[Instructions for the task] Identify every line in the records below that contains the word "courts", and copy each of those lines.
━━━━━━━━━━━━━━━━
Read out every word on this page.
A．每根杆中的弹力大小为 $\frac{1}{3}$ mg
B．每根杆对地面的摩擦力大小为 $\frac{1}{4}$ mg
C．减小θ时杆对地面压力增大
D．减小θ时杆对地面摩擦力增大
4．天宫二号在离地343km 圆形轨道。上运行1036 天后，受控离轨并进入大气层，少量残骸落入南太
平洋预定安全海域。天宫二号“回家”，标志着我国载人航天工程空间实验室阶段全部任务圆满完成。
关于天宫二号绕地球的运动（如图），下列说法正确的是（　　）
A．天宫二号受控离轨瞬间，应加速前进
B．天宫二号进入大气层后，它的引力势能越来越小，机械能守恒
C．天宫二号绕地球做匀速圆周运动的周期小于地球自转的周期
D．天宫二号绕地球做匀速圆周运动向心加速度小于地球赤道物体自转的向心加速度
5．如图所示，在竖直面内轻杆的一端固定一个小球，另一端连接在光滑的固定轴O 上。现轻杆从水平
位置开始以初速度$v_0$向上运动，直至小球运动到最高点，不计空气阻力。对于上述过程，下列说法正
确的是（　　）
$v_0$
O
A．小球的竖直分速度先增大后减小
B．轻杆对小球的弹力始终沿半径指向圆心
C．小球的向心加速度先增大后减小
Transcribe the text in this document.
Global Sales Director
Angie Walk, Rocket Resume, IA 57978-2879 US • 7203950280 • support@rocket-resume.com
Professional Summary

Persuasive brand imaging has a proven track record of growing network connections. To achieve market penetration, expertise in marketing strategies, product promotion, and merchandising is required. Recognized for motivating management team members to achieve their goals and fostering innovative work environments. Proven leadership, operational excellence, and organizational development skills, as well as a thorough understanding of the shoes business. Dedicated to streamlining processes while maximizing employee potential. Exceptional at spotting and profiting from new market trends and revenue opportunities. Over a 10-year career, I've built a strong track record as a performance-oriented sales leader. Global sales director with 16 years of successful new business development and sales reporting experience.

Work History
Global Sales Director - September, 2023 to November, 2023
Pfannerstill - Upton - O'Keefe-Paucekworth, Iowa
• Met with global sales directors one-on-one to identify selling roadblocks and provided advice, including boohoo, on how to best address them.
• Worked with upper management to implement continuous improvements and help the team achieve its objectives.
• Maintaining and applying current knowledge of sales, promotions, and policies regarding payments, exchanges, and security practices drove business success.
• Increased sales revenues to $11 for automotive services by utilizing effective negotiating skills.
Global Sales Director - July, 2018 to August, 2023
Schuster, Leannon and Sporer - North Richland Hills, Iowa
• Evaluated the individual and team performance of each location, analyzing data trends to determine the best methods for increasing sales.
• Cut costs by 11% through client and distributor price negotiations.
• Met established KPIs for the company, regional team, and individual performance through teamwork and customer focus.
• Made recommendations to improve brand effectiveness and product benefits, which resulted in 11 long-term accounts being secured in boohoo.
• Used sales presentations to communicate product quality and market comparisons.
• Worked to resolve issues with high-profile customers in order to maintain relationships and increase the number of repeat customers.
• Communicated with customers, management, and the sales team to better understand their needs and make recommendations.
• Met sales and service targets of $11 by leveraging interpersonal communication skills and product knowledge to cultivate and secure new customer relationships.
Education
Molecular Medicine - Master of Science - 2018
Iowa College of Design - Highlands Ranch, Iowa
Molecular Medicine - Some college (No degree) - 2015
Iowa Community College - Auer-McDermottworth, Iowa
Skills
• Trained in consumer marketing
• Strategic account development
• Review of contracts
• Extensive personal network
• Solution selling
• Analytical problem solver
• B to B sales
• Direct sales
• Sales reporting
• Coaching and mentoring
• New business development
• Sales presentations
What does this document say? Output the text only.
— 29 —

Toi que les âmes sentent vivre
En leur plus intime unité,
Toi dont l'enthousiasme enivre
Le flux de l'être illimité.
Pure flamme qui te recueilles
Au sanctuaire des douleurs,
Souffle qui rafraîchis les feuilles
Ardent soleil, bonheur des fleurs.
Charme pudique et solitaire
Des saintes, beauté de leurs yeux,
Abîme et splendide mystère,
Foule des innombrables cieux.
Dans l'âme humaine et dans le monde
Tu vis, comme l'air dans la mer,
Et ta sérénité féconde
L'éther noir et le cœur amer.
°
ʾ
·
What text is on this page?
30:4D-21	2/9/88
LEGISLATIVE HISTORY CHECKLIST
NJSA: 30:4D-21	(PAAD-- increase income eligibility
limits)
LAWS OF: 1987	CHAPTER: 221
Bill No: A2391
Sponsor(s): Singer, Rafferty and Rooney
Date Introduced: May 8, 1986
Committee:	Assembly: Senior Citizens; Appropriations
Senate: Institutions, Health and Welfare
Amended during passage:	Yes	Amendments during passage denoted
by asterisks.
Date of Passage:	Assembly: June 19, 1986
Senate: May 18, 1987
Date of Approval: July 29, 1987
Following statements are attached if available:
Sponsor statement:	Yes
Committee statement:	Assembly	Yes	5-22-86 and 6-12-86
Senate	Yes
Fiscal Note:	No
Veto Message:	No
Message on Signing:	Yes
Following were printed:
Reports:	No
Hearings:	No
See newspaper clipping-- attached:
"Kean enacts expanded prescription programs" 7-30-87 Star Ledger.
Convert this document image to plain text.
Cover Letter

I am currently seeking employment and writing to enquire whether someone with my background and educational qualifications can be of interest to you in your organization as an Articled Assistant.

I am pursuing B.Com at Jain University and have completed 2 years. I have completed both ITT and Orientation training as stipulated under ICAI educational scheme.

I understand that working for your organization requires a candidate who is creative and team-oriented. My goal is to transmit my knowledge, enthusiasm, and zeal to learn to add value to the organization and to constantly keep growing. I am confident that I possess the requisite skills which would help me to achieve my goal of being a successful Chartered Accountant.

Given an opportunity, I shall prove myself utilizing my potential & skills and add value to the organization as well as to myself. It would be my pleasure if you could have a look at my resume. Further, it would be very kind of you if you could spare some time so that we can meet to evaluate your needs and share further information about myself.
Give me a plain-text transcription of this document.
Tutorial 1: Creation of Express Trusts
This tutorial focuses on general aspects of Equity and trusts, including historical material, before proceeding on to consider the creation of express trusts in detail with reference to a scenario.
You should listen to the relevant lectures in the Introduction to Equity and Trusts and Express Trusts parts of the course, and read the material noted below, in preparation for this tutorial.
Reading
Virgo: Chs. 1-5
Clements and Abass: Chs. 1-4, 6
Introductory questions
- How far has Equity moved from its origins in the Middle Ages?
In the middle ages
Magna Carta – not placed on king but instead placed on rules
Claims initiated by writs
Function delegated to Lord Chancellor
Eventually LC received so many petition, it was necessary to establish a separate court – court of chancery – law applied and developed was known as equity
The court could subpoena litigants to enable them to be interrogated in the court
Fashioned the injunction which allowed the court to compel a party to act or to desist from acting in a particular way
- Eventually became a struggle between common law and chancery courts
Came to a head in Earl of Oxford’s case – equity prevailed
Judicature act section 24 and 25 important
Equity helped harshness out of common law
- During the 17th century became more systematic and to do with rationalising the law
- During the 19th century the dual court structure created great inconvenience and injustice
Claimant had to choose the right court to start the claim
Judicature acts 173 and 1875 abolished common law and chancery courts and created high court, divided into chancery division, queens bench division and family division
━━━━━━━━━━━━━━━━
[Full output]
- Eventually became a struggle between common law and chancery courts
Judicature acts 173 and 1875 abolished common law and chancery courts and created high court, divided into chancery division, queens bench division and family division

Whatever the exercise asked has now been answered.